Extracted data -
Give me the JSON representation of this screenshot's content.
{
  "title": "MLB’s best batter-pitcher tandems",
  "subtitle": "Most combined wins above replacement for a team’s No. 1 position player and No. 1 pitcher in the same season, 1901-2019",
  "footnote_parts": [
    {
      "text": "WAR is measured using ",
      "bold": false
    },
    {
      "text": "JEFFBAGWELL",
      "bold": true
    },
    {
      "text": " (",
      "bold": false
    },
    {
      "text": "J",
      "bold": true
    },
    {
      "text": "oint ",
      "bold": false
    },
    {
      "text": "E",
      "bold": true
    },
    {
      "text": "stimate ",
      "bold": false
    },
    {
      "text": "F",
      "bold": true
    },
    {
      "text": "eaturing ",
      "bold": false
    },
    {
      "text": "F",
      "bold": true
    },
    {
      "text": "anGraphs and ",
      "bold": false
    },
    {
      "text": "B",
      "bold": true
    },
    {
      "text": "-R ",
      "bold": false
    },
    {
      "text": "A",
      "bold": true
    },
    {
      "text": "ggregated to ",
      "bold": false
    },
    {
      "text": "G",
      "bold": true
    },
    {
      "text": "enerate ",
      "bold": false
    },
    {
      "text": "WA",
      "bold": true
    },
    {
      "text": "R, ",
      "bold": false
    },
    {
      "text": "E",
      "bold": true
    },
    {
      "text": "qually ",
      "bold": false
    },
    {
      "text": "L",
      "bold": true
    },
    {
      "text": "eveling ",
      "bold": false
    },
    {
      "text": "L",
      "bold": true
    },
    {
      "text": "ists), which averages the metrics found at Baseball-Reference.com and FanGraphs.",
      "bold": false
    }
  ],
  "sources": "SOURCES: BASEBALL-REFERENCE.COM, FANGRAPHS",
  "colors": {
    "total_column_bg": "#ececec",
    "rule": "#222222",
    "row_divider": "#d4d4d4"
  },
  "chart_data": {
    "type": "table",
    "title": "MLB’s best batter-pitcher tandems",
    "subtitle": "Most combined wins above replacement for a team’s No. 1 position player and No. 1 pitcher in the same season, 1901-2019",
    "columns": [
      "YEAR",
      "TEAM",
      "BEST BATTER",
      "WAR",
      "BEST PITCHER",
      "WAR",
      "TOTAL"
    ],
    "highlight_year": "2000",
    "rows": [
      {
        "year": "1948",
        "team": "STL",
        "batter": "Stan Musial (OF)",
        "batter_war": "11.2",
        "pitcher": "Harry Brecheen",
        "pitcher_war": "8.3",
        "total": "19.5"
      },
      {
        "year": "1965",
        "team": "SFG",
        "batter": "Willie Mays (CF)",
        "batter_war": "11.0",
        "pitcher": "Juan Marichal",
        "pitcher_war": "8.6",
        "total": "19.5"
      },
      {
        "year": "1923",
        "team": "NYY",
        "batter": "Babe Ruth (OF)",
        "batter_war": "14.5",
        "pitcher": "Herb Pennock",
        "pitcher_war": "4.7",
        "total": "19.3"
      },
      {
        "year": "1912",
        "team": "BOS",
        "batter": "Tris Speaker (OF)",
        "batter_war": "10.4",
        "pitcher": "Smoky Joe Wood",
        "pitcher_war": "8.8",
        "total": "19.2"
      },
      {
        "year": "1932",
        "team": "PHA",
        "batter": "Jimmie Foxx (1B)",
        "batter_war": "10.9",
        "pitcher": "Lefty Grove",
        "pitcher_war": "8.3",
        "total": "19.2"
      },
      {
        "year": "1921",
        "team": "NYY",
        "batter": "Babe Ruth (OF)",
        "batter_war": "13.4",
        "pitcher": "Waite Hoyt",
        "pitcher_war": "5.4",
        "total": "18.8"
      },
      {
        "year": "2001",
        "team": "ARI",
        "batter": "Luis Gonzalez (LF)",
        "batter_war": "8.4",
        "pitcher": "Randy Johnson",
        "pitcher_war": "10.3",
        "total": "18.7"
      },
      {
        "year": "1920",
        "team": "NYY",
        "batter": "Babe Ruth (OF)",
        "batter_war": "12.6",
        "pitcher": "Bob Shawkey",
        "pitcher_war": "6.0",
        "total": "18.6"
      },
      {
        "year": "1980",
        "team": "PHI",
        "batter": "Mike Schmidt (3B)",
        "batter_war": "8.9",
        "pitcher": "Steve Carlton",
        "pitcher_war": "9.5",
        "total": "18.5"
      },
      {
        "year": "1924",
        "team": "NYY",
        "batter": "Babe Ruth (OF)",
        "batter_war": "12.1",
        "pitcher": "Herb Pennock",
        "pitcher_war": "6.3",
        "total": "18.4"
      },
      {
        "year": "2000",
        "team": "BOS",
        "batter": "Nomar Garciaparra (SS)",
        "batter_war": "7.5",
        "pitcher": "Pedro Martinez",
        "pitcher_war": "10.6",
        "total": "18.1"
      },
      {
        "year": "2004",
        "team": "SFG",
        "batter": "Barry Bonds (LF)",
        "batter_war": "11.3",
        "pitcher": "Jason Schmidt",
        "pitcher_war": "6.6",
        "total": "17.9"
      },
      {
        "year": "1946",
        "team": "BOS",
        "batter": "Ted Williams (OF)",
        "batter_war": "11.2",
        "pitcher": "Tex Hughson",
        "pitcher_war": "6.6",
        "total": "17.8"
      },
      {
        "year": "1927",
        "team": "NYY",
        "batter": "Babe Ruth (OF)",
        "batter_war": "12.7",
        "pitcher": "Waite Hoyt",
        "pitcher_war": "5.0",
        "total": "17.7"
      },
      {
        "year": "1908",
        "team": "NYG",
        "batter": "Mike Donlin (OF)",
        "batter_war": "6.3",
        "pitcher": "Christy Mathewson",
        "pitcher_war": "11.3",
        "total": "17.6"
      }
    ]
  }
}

...

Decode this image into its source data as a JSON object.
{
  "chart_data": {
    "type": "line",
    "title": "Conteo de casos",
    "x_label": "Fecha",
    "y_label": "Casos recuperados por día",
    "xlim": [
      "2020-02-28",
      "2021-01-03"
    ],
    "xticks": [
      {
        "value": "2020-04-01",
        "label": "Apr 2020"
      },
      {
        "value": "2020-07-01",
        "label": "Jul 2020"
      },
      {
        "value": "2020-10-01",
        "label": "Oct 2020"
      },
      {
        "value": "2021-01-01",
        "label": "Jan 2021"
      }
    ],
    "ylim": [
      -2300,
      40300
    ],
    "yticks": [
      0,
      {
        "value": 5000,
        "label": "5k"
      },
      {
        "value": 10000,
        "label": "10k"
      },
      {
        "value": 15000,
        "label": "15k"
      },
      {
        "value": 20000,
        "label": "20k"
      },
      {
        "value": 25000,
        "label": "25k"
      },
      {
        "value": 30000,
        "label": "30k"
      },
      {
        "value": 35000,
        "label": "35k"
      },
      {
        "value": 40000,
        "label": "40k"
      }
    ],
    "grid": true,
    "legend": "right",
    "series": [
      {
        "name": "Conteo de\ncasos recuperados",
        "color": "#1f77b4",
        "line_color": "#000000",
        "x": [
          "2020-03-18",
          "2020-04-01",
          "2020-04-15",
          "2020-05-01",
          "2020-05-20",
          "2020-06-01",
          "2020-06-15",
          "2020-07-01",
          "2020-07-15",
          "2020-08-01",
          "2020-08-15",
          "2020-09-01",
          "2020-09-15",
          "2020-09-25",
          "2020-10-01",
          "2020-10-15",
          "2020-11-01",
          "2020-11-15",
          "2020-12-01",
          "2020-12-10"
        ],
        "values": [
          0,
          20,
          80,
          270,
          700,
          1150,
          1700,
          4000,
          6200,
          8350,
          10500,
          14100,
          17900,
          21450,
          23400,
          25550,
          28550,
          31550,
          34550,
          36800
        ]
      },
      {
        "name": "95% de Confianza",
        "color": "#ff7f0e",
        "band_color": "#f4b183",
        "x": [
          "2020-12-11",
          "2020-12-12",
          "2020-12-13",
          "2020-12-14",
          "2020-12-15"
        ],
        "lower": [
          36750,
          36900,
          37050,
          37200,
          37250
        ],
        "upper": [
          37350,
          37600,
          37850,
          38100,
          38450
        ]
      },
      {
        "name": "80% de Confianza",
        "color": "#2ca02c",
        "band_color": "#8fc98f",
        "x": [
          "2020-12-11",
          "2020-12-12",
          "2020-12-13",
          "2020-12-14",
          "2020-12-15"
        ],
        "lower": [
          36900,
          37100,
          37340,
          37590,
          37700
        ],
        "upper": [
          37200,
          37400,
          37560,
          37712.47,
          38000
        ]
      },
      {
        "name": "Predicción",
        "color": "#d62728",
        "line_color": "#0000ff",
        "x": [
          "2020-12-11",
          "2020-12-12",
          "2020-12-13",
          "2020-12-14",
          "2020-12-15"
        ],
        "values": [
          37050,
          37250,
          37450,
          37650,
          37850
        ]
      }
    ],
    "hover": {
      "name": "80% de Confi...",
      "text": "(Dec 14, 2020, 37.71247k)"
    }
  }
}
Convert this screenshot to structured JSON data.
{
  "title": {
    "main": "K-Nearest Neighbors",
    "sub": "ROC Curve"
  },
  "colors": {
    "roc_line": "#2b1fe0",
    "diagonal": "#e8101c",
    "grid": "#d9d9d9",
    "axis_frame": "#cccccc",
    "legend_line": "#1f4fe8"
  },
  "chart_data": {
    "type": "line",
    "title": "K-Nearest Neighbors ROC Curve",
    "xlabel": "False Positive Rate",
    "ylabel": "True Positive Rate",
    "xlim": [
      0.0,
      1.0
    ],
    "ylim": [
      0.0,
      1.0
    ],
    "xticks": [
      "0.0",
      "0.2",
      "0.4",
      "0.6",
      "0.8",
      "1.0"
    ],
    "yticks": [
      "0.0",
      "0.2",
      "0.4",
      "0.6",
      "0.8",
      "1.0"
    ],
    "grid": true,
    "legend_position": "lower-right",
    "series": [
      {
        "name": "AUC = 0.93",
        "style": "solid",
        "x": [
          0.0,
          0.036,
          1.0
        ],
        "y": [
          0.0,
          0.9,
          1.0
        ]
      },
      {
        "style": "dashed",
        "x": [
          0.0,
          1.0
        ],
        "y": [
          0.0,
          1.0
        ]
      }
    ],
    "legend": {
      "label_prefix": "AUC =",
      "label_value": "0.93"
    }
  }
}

Work required -
Extract every line that has the string "recuperados" in it.

Response to the task -
    "y_label": "Casos recuperados por día",
        "name": "Conteo de\ncasos recuperados",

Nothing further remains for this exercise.